TASK OBJECTIVE
Each entry below is to be duplicated verbatim.

** BEGIN GIVEN DATA **

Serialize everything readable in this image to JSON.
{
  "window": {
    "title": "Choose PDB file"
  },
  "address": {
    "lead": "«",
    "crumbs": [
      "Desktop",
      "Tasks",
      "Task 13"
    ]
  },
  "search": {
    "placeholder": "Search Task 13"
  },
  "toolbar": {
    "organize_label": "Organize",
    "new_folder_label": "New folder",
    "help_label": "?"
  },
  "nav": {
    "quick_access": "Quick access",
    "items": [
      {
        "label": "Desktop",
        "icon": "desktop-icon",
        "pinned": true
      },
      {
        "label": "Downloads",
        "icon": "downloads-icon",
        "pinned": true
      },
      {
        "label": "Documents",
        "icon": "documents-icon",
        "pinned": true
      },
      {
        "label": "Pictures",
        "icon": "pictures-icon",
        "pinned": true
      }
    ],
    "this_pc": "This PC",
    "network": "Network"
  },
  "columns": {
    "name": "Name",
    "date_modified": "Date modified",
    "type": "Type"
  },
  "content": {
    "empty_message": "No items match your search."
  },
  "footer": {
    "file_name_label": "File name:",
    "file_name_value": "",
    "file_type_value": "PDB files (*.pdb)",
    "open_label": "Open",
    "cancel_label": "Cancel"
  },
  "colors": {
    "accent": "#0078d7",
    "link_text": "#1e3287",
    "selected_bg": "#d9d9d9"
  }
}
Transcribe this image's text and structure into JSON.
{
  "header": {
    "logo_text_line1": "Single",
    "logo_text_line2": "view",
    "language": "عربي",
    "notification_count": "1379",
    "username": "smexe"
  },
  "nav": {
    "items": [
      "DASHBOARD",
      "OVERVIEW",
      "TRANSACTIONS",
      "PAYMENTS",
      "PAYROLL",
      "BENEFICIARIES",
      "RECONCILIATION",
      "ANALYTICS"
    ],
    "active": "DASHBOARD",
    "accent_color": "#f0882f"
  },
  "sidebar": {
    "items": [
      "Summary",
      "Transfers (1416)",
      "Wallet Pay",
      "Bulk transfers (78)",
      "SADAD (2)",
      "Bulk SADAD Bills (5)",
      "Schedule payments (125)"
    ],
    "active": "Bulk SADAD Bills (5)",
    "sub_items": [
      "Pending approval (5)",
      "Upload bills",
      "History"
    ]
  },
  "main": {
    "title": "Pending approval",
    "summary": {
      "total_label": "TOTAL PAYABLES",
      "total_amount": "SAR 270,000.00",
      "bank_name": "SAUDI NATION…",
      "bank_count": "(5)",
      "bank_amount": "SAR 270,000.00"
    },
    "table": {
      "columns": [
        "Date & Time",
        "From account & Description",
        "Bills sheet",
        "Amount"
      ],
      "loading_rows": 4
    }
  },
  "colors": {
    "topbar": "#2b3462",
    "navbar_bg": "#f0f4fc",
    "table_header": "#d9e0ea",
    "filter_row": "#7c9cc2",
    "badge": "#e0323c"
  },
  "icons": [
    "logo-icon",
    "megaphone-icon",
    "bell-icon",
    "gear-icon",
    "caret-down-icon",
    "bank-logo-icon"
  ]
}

** END GIVEN DATA **

PROBLEM SOLUTION
Serialize everything readable in this image to JSON.
{
  "window": {
    "title": "Choose PDB file"
  },
  "address": {
    "lead": "«",
    "crumbs": [
      "Desktop",
      "Tasks",
      "Task 13"
    ]
  },
  "search": {
    "placeholder": "Search Task 13"
  },
  "toolbar": {
    "organize_label": "Organize",
    "new_folder_label": "New folder",
    "help_label": "?"
  },
  "nav": {
    "quick_access": "Quick access",
    "items": [
      {
        "label": "Desktop",
        "icon": "desktop-icon",
        "pinned": true
      },
      {
        "label": "Downloads",
        "icon": "downloads-icon",
        "pinned": true
      },
      {
        "label": "Documents",
        "icon": "documents-icon",
        "pinned": true
      },
      {
        "label": "Pictures",
        "icon": "pictures-icon",
        "pinned": true
      }
    ],
    "this_pc": "This PC",
    "network": "Network"
  },
  "columns": {
    "name": "Name",
    "date_modified": "Date modified",
    "type": "Type"
  },
  "content": {
    "empty_message": "No items match your search."
  },
  "footer": {
    "file_name_label": "File name:",
    "file_name_value": "",
    "file_type_value": "PDB files (*.pdb)",
    "open_label": "Open",
    "cancel_label": "Cancel"
  },
  "colors": {
    "accent": "#0078d7",
    "link_text": "#1e3287",
    "selected_bg": "#d9d9d9"
  }
}
Transcribe this image's text and structure into JSON.
{
  "header": {
    "logo_text_line1": "Single",
    "logo_text_line2": "view",
    "language": "عربي",
    "notification_count": "1379",
    "username": "smexe"
  },
  "nav": {
    "items": [
      "DASHBOARD",
      "OVERVIEW",
      "TRANSACTIONS",
      "PAYMENTS",
      "PAYROLL",
      "BENEFICIARIES",
      "RECONCILIATION",
      "ANALYTICS"
    ],
    "active": "DASHBOARD",
    "accent_color": "#f0882f"
  },
  "sidebar": {
    "items": [
      "Summary",
      "Transfers (1416)",
      "Wallet Pay",
      "Bulk transfers (78)",
      "SADAD (2)",
      "Bulk SADAD Bills (5)",
      "Schedule payments (125)"
    ],
    "active": "Bulk SADAD Bills (5)",
    "sub_items": [
      "Pending approval (5)",
      "Upload bills",
      "History"
    ]
  },
  "main": {
    "title": "Pending approval",
    "summary": {
      "total_label": "TOTAL PAYABLES",
      "total_amount": "SAR 270,000.00",
      "bank_name": "SAUDI NATION…",
      "bank_count": "(5)",
      "bank_amount": "SAR 270,000.00"
    },
    "table": {
      "columns": [
        "Date & Time",
        "From account & Description",
        "Bills sheet",
        "Amount"
      ],
      "loading_rows": 4
    }
  },
  "colors": {
    "topbar": "#2b3462",
    "navbar_bg": "#f0f4fc",
    "table_header": "#d9e0ea",
    "filter_row": "#7c9cc2",
    "badge": "#e0323c"
  },
  "icons": [
    "logo-icon",
    "megaphone-icon",
    "bell-icon",
    "gear-icon",
    "caret-down-icon",
    "bank-logo-icon"
  ]
}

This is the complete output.